> _RECORDS PROVIDED_:
• • • •
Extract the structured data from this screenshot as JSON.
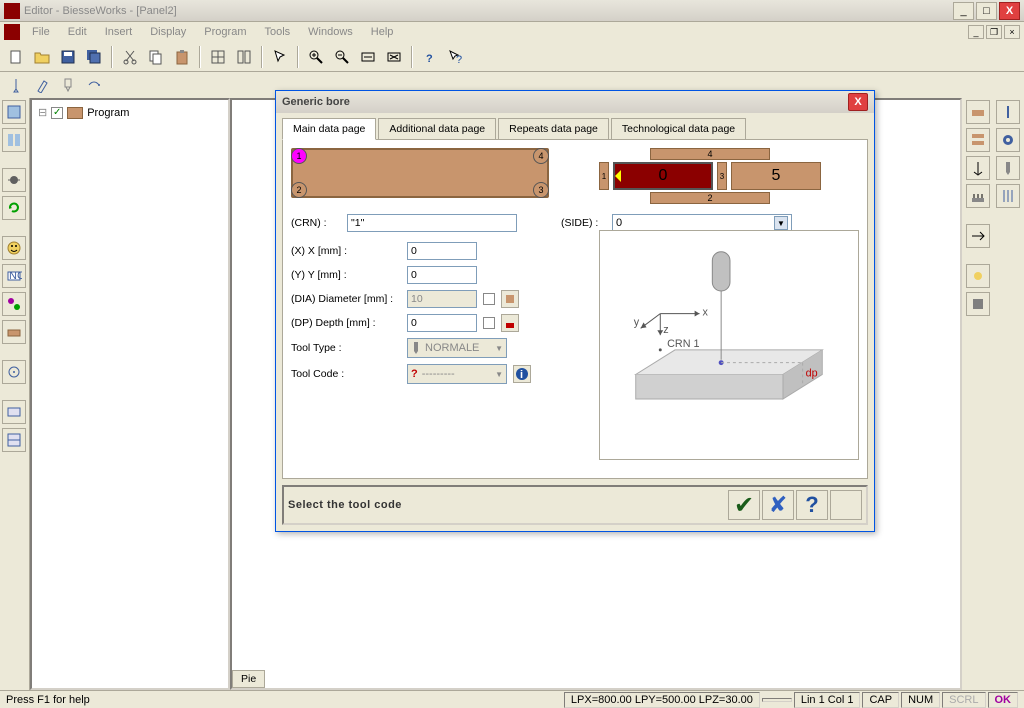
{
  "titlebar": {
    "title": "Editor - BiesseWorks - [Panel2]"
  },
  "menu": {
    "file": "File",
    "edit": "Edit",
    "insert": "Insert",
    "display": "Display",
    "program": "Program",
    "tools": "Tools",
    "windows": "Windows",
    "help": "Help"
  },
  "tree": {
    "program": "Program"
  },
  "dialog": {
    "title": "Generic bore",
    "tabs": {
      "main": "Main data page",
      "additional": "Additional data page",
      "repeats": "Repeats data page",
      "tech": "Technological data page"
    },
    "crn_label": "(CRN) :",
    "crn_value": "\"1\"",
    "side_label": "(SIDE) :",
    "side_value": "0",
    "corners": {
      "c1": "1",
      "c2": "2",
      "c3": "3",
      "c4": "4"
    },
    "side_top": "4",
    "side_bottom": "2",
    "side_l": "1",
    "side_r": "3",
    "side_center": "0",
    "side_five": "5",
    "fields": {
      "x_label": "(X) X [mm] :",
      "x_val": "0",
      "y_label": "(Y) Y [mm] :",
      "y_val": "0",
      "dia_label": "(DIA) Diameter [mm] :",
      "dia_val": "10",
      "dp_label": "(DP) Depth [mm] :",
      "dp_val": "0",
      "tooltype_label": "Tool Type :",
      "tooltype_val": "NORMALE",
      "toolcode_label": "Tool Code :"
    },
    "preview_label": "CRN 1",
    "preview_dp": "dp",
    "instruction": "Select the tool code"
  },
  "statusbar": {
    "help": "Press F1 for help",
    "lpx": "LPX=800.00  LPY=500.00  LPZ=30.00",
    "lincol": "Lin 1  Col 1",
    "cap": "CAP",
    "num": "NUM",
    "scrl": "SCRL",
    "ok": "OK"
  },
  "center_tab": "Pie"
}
• • • •
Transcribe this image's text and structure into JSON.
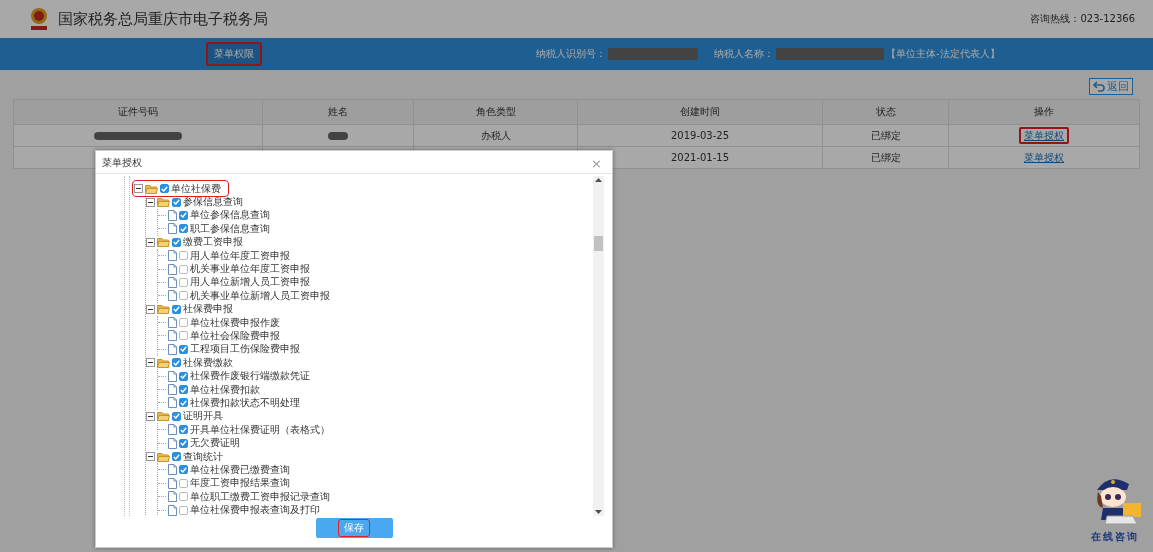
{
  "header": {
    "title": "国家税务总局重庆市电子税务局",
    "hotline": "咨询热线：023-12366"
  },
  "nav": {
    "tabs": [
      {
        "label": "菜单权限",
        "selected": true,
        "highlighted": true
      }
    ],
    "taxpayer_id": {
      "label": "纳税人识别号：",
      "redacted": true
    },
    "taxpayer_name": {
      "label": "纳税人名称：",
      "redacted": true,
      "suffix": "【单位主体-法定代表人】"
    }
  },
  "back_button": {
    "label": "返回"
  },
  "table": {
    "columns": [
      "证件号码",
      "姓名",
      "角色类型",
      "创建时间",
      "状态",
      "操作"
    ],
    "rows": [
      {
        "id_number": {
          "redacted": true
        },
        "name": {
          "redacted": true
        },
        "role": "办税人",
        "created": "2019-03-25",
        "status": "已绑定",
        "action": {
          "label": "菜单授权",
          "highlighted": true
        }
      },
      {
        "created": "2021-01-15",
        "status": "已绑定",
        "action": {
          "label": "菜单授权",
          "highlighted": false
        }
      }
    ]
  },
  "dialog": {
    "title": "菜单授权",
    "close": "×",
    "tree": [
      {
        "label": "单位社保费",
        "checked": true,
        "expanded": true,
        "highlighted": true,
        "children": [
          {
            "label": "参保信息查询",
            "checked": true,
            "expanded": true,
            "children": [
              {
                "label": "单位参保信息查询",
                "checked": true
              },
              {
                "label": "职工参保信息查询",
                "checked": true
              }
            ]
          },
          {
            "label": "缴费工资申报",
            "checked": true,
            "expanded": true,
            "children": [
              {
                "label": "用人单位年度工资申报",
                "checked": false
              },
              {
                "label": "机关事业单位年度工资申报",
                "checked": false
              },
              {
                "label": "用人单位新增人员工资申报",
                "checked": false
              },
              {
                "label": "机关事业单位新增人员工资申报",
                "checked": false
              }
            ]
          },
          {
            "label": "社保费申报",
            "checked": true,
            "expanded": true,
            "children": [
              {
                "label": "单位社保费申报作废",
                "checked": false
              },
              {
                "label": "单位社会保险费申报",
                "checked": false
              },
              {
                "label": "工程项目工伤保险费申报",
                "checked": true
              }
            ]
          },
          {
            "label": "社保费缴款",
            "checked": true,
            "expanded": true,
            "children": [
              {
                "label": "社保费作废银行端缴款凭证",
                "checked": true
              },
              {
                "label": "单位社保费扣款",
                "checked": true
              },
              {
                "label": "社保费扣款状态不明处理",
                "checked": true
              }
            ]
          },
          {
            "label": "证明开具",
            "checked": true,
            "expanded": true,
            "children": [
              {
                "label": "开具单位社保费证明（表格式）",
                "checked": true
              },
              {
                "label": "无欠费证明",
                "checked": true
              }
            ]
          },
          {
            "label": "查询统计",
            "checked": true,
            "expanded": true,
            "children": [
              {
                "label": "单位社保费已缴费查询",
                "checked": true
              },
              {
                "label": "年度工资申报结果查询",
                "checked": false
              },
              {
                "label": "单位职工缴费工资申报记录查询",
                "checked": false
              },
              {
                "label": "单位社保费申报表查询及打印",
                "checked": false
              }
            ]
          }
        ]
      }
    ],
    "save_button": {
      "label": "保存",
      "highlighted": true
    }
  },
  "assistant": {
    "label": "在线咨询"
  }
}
• • • •
> _DIRECTIONS_: Answer with one number: how many lines of the entries above include the word "redacted".

> _OUTPUT FOR THIS EXERCISE_: 4